- Problem requirements
Take each line that has the word "abstracts" and return it.

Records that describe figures
^^^^
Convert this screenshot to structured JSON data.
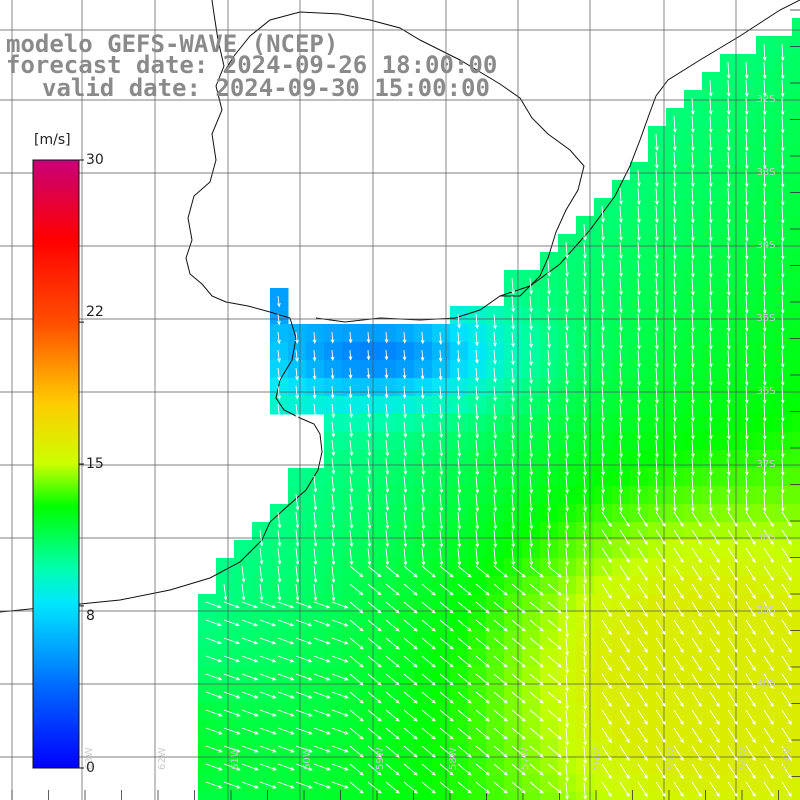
{
  "title": {
    "line1": "modelo GEFS-WAVE (NCEP)",
    "line2": "forecast date: 2024-09-26 18:00:00",
    "line3": "valid date: 2024-09-30 15:00:00"
  },
  "colorbar": {
    "unit": "[m/s]",
    "min": 0,
    "max": 30,
    "tick_labels": [
      "30",
      "22",
      "15",
      "8",
      "0"
    ],
    "tick_values": [
      30,
      22,
      15,
      8,
      0
    ],
    "colors": [
      "#0000ff",
      "#00aaff",
      "#00ffff",
      "#00ff00",
      "#ffff00",
      "#ff8800",
      "#ff0000",
      "#cc0066"
    ]
  },
  "map": {
    "lat_labels": [
      "32S",
      "33S",
      "34S",
      "35S",
      "36S",
      "37S",
      "38S",
      "39S",
      "40S"
    ],
    "lon_labels": [
      "63W",
      "62W",
      "61W",
      "60W",
      "59W",
      "58W",
      "57W",
      "56W",
      "55W",
      "54W",
      "53W"
    ],
    "land_color": "#ffffff",
    "grid_color": "#555555",
    "arrow_color": "#ffffff"
  }
}
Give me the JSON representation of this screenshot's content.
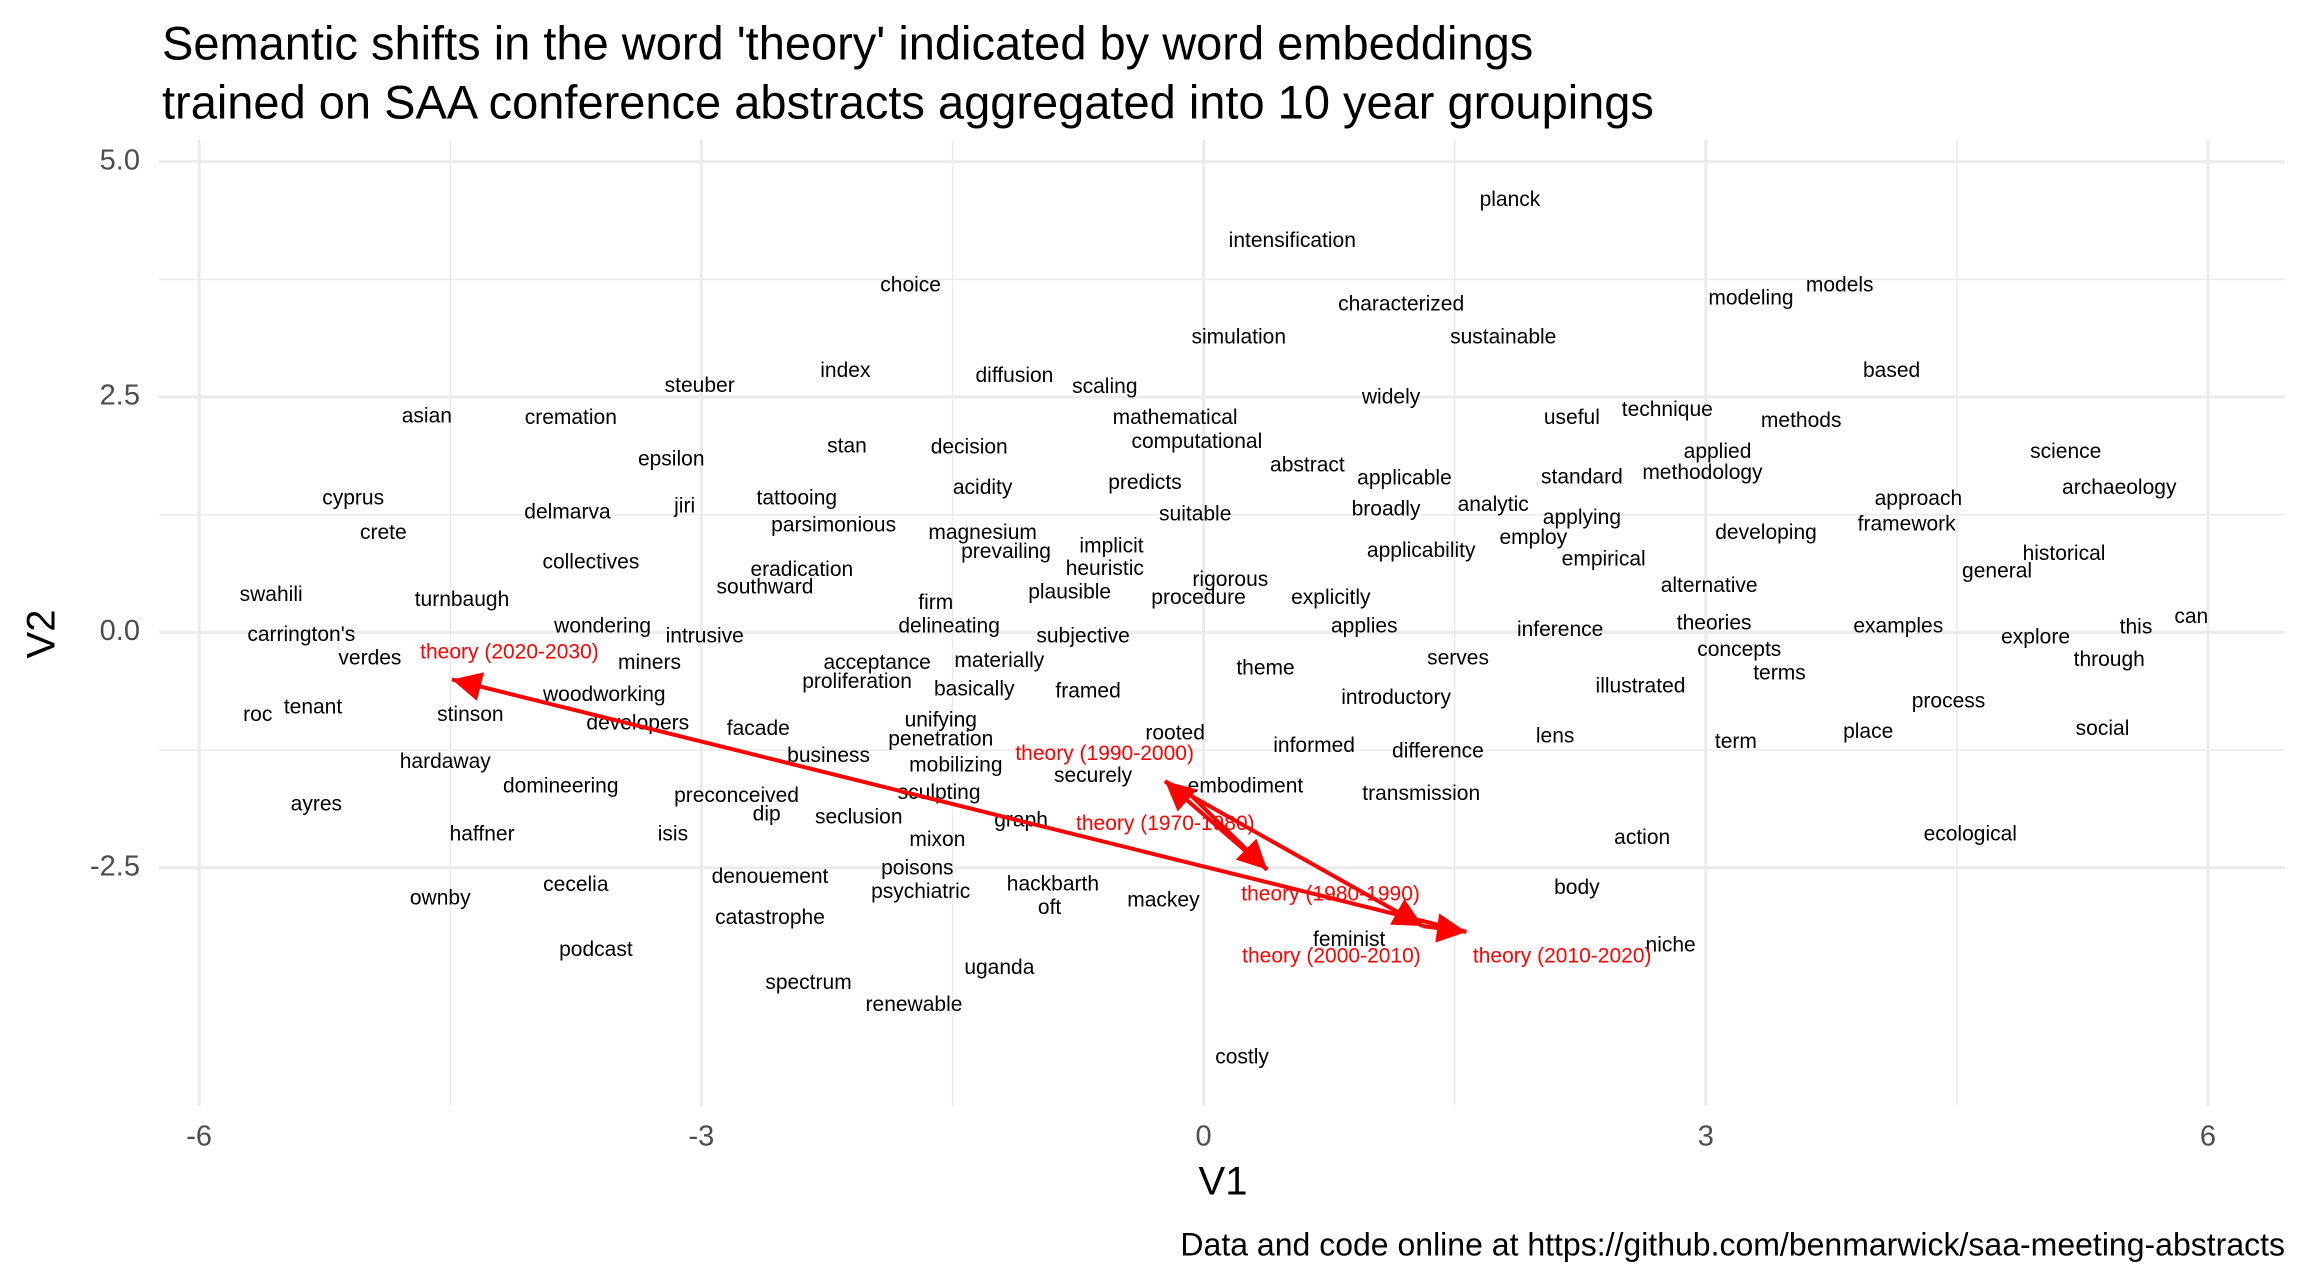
{
  "chart_data": {
    "type": "scatter",
    "title": [
      "Semantic shifts in the word 'theory' indicated by word embeddings",
      "trained on SAA conference abstracts aggregated into 10 year groupings"
    ],
    "x_label": "V1",
    "y_label": "V2",
    "caption": "Data and code online at https://github.com/benmarwick/saa-meeting-abstracts",
    "xlim": [
      -6.24,
      6.46
    ],
    "ylim": [
      -5.03,
      5.23
    ],
    "xticks": [
      -6,
      -3,
      0,
      3,
      6
    ],
    "yticks": [
      {
        "value": 5,
        "label": "5.0"
      },
      2.5,
      {
        "value": 0,
        "label": "0.0"
      },
      -2.5
    ],
    "grid": true,
    "labels": [
      "planck",
      "intensification",
      "choice",
      "characterized",
      "modeling",
      "models",
      "simulation",
      "sustainable",
      "index",
      "diffusion",
      "based",
      "steuber",
      "scaling",
      "widely",
      "asian",
      "cremation",
      "mathematical",
      "useful",
      "technique",
      "methods",
      "computational",
      "stan",
      "decision",
      "epsilon",
      "applied",
      "science",
      "abstract",
      "methodology",
      "applicable",
      "standard",
      "tattooing",
      "acidity",
      "predicts",
      "archaeology",
      "cyprus",
      "approach",
      "jiri",
      "delmarva",
      "broadly",
      "analytic",
      "suitable",
      "applying",
      "framework",
      "parsimonious",
      "crete",
      "magnesium",
      "developing",
      "employ",
      "implicit",
      "prevailing",
      "applicability",
      "historical",
      "collectives",
      "empirical",
      "heuristic",
      "eradication",
      "general",
      "rigorous",
      "southward",
      "alternative",
      "swahili",
      "plausible",
      "procedure",
      "explicitly",
      "turnbaugh",
      "firm",
      "can",
      "theories",
      "delineating",
      "wondering",
      "applies",
      "examples",
      "this",
      "inference",
      "carrington's",
      "subjective",
      "intrusive",
      "explore",
      "concepts",
      "verdes",
      "serves",
      "through",
      "miners",
      "acceptance",
      "materially",
      "theme",
      "terms",
      "proliferation",
      "illustrated",
      "basically",
      "framed",
      "woodworking",
      "introductory",
      "process",
      "tenant",
      "roc",
      "stinson",
      "developers",
      "unifying",
      "facade",
      "social",
      "rooted",
      "place",
      "lens",
      "penetration",
      "informed",
      "term",
      "difference",
      "business",
      "hardaway",
      "mobilizing",
      "securely",
      "embodiment",
      "domineering",
      "sculpting",
      "transmission",
      "preconceived",
      "ayres",
      "dip",
      "seclusion",
      "graph",
      "haffner",
      "isis",
      "ecological",
      "mixon",
      "action",
      "poisons",
      "denouement",
      "cecelia",
      "body",
      "hackbarth",
      "psychiatric",
      "ownby",
      "mackey",
      "oft",
      "catastrophe",
      "feminist",
      "niche",
      "podcast",
      "uganda",
      "spectrum",
      "renewable",
      "costly"
    ],
    "x": [
      1.83,
      0.53,
      -1.75,
      1.18,
      3.27,
      3.8,
      0.21,
      1.79,
      -2.14,
      -1.13,
      4.11,
      -3.01,
      -0.59,
      1.12,
      -4.64,
      -3.78,
      -0.17,
      2.2,
      2.77,
      3.57,
      -0.04,
      -2.13,
      -1.4,
      -3.18,
      3.07,
      5.15,
      0.62,
      2.98,
      1.2,
      2.26,
      -2.43,
      -1.32,
      -0.35,
      5.47,
      -5.08,
      4.27,
      -3.1,
      -3.8,
      1.09,
      1.73,
      -0.05,
      2.26,
      4.2,
      -2.21,
      -4.9,
      -1.32,
      3.36,
      1.97,
      -0.55,
      -1.18,
      1.3,
      5.14,
      -3.66,
      2.39,
      -0.59,
      -2.4,
      4.74,
      0.16,
      -2.62,
      3.02,
      -5.57,
      -0.8,
      -0.03,
      0.76,
      -4.43,
      -1.6,
      5.9,
      3.05,
      -1.52,
      -3.59,
      0.96,
      4.15,
      5.57,
      2.13,
      -5.39,
      -0.72,
      -2.98,
      4.97,
      3.2,
      -4.98,
      1.52,
      5.41,
      -3.31,
      -1.95,
      -1.22,
      0.37,
      3.44,
      -2.07,
      2.61,
      -1.37,
      -0.69,
      -3.58,
      1.15,
      4.45,
      -5.32,
      -5.65,
      -4.38,
      -3.38,
      -1.57,
      -2.66,
      5.37,
      -0.17,
      3.97,
      2.1,
      -1.57,
      0.66,
      3.18,
      1.4,
      -2.24,
      -4.53,
      -1.48,
      -0.66,
      0.25,
      -3.84,
      -1.58,
      1.3,
      -2.79,
      -5.3,
      -2.61,
      -2.06,
      -1.09,
      -4.31,
      -3.17,
      4.58,
      -1.59,
      2.62,
      -1.71,
      -2.59,
      -3.75,
      2.23,
      -0.9,
      -1.69,
      -4.56,
      -0.24,
      -0.92,
      -2.59,
      0.87,
      2.79,
      -3.63,
      -1.22,
      -2.36,
      -1.73,
      0.23
    ],
    "y": [
      4.59,
      4.15,
      3.68,
      3.48,
      3.54,
      3.68,
      3.13,
      3.13,
      2.77,
      2.72,
      2.77,
      2.61,
      2.6,
      2.49,
      2.29,
      2.27,
      2.27,
      2.27,
      2.36,
      2.24,
      2.02,
      1.97,
      1.96,
      1.83,
      1.91,
      1.91,
      1.77,
      1.69,
      1.63,
      1.64,
      1.42,
      1.53,
      1.58,
      1.53,
      1.42,
      1.41,
      1.33,
      1.27,
      1.3,
      1.35,
      1.25,
      1.21,
      1.14,
      1.13,
      1.05,
      1.05,
      1.05,
      1.0,
      0.91,
      0.85,
      0.86,
      0.83,
      0.74,
      0.77,
      0.67,
      0.66,
      0.64,
      0.55,
      0.47,
      0.49,
      0.39,
      0.42,
      0.36,
      0.36,
      0.34,
      0.31,
      0.16,
      0.09,
      0.06,
      0.06,
      0.06,
      0.06,
      0.05,
      0.02,
      -0.03,
      -0.05,
      -0.05,
      -0.06,
      -0.19,
      -0.28,
      -0.28,
      -0.3,
      -0.33,
      -0.33,
      -0.31,
      -0.39,
      -0.44,
      -0.53,
      -0.58,
      -0.61,
      -0.63,
      -0.67,
      -0.7,
      -0.74,
      -0.8,
      -0.88,
      -0.88,
      -0.97,
      -0.94,
      -1.03,
      -1.03,
      -1.08,
      -1.06,
      -1.11,
      -1.14,
      -1.21,
      -1.17,
      -1.27,
      -1.32,
      -1.38,
      -1.42,
      -1.53,
      -1.64,
      -1.64,
      -1.71,
      -1.72,
      -1.74,
      -1.83,
      -1.94,
      -1.97,
      -2.0,
      -2.15,
      -2.15,
      -2.15,
      -2.21,
      -2.19,
      -2.51,
      -2.6,
      -2.69,
      -2.72,
      -2.68,
      -2.76,
      -2.83,
      -2.85,
      -2.93,
      -3.04,
      -3.27,
      -3.33,
      -3.38,
      -3.57,
      -3.73,
      -3.96,
      -4.52
    ],
    "theory": {
      "color": "#ff0000",
      "labels": [
        "theory (1970-1980)",
        "theory (1980-1990)",
        "theory (1990-2000)",
        "theory (2000-2010)",
        "theory (2010-2020)",
        "theory (2020-2030)"
      ],
      "x": [
        -0.07,
        0.38,
        -0.23,
        1.31,
        1.57,
        -4.49
      ],
      "y": [
        -1.74,
        -2.52,
        -1.58,
        -3.12,
        -3.18,
        -0.5
      ]
    }
  }
}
^^^^
- Finished answer
      "trained on SAA conference abstracts aggregated into 10 year groupings"
    "caption": "Data and code online at https://github.com/benmarwick/saa-meeting-abstracts",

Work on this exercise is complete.